● Your task:
Rewrite the records starting at the first line and ending at the line that contains "x-tick-label: 2024-11 [488,285,542,300]", replacing "Date" with "Day" wherever it appears and leaving everything else unchanged.

● Provided entries:
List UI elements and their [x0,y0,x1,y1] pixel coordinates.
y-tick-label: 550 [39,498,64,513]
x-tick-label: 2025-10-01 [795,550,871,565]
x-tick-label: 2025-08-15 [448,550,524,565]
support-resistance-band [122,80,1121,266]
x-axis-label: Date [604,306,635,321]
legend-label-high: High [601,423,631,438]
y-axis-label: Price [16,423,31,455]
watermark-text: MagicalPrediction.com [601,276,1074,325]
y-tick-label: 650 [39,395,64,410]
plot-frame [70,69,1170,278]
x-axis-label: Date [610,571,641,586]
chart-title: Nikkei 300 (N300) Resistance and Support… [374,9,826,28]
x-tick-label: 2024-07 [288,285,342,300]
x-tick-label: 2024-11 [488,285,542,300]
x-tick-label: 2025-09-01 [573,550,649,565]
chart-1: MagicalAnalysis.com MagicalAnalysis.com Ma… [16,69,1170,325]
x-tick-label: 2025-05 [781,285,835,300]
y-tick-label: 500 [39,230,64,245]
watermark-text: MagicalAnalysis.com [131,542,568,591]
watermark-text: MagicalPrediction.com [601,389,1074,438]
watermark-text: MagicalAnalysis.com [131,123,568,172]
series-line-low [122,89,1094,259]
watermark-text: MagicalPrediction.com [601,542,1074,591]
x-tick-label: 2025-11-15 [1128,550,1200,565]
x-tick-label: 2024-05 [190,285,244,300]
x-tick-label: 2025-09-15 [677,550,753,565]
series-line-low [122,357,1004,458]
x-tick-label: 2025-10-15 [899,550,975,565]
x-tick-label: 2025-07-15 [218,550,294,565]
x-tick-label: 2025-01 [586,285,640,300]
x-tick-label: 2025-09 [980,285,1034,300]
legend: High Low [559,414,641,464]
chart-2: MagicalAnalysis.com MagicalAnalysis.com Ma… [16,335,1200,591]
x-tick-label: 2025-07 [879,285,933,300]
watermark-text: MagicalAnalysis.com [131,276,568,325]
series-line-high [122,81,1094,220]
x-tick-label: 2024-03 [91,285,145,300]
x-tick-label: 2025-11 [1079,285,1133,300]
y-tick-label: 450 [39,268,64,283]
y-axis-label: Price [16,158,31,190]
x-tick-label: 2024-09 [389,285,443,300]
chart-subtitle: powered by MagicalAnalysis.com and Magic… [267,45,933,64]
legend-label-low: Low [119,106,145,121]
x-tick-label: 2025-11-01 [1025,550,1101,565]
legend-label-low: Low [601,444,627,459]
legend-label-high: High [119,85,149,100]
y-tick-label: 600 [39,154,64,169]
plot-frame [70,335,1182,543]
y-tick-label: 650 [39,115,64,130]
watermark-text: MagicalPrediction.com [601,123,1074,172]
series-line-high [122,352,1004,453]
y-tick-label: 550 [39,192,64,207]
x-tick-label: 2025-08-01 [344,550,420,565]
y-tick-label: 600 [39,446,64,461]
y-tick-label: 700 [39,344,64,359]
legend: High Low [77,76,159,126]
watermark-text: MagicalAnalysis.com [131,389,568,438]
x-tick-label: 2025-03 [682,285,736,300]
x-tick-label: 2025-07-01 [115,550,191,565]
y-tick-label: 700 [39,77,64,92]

● Expected output:
List UI elements and their [x0,y0,x1,y1] pixel coordinates.
y-tick-label: 550 [39,498,64,513]
x-tick-label: 2025-10-01 [795,550,871,565]
x-tick-label: 2025-08-15 [448,550,524,565]
support-resistance-band [122,80,1121,266]
x-axis-label: Day [604,306,635,321]
legend-label-high: High [601,423,631,438]
y-axis-label: Price [16,423,31,455]
watermark-text: MagicalPrediction.com [601,276,1074,325]
y-tick-label: 650 [39,395,64,410]
plot-frame [70,69,1170,278]
x-axis-label: Day [610,571,641,586]
chart-title: Nikkei 300 (N300) Resistance and Support… [374,9,826,28]
x-tick-label: 2024-07 [288,285,342,300]
x-tick-label: 2024-11 [488,285,542,300]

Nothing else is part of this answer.